[TASK INSTRUCTIONS]: Your job is to retype all of the data word for word, leaving every image out.

────────────────

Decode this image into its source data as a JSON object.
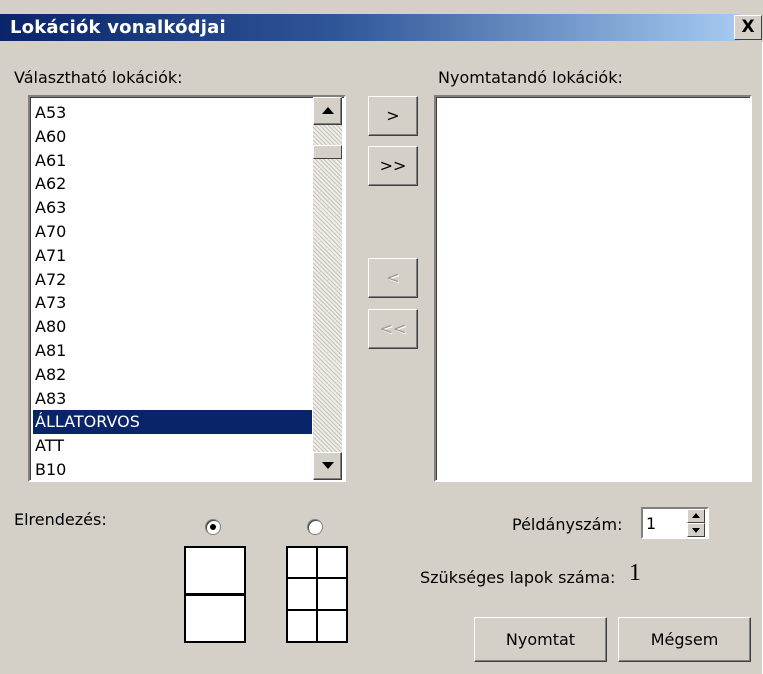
{
  "window": {
    "title": "Lokációk vonalkódjai",
    "close_glyph": "X"
  },
  "available": {
    "label": "Választható lokációk:",
    "items": [
      "A53",
      "A60",
      "A61",
      "A62",
      "A63",
      "A70",
      "A71",
      "A72",
      "A73",
      "A80",
      "A81",
      "A82",
      "A83",
      "ÁLLATORVOS",
      "ATT",
      "B10"
    ],
    "selected_item": "ÁLLATORVOS"
  },
  "printable": {
    "label": "Nyomtatandó lokációk:",
    "items": []
  },
  "transfer_buttons": {
    "add_one": ">",
    "add_all": ">>",
    "remove_one": "<",
    "remove_all": "<<"
  },
  "layout": {
    "label": "Elrendezés:",
    "options": [
      {
        "name": "2 per page",
        "selected": true
      },
      {
        "name": "6 per page",
        "selected": false
      }
    ]
  },
  "copies": {
    "label": "Példányszám:",
    "value": "1"
  },
  "pages_needed": {
    "label": "Szükséges lapok száma:",
    "value": "1"
  },
  "actions": {
    "print_label": "Nyomtat",
    "cancel_label": "Mégsem"
  },
  "colors": {
    "title_gradient_start": "#0a246a",
    "title_gradient_end": "#a6caf0",
    "dialog_face": "#d4d0c8",
    "selection": "#0a246a"
  }
}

────────────────

[WRITTEN RESPONSE]:
Decode this image into its source data as a JSON object.
{
  "window": {
    "title": "Lokációk vonalkódjai",
    "close_glyph": "X"
  },
  "available": {
    "label": "Választható lokációk:",
    "items": [
      "A53",
      "A60",
      "A61",
      "A62",
      "A63",
      "A70",
      "A71",
      "A72",
      "A73",
      "A80",
      "A81",
      "A82",
      "A83",
      "ÁLLATORVOS",
      "ATT",
      "B10"
    ],
    "selected_item": "ÁLLATORVOS"
  },
  "printable": {
    "label": "Nyomtatandó lokációk:",
    "items": []
  },
  "transfer_buttons": {
    "add_one": ">",
    "add_all": ">>",
    "remove_one": "<",
    "remove_all": "<<"
  },
  "layout": {
    "label": "Elrendezés:",
    "options": [
      {
        "name": "2 per page",
        "selected": true
      },
      {
        "name": "6 per page",
        "selected": false
      }
    ]
  },
  "copies": {
    "label": "Példányszám:",
    "value": "1"
  },
  "pages_needed": {
    "label": "Szükséges lapok száma:",
    "value": "1"
  },
  "actions": {
    "print_label": "Nyomtat",
    "cancel_label": "Mégsem"
  },
  "colors": {
    "title_gradient_start": "#0a246a",
    "title_gradient_end": "#a6caf0",
    "dialog_face": "#d4d0c8",
    "selection": "#0a246a"
  }
}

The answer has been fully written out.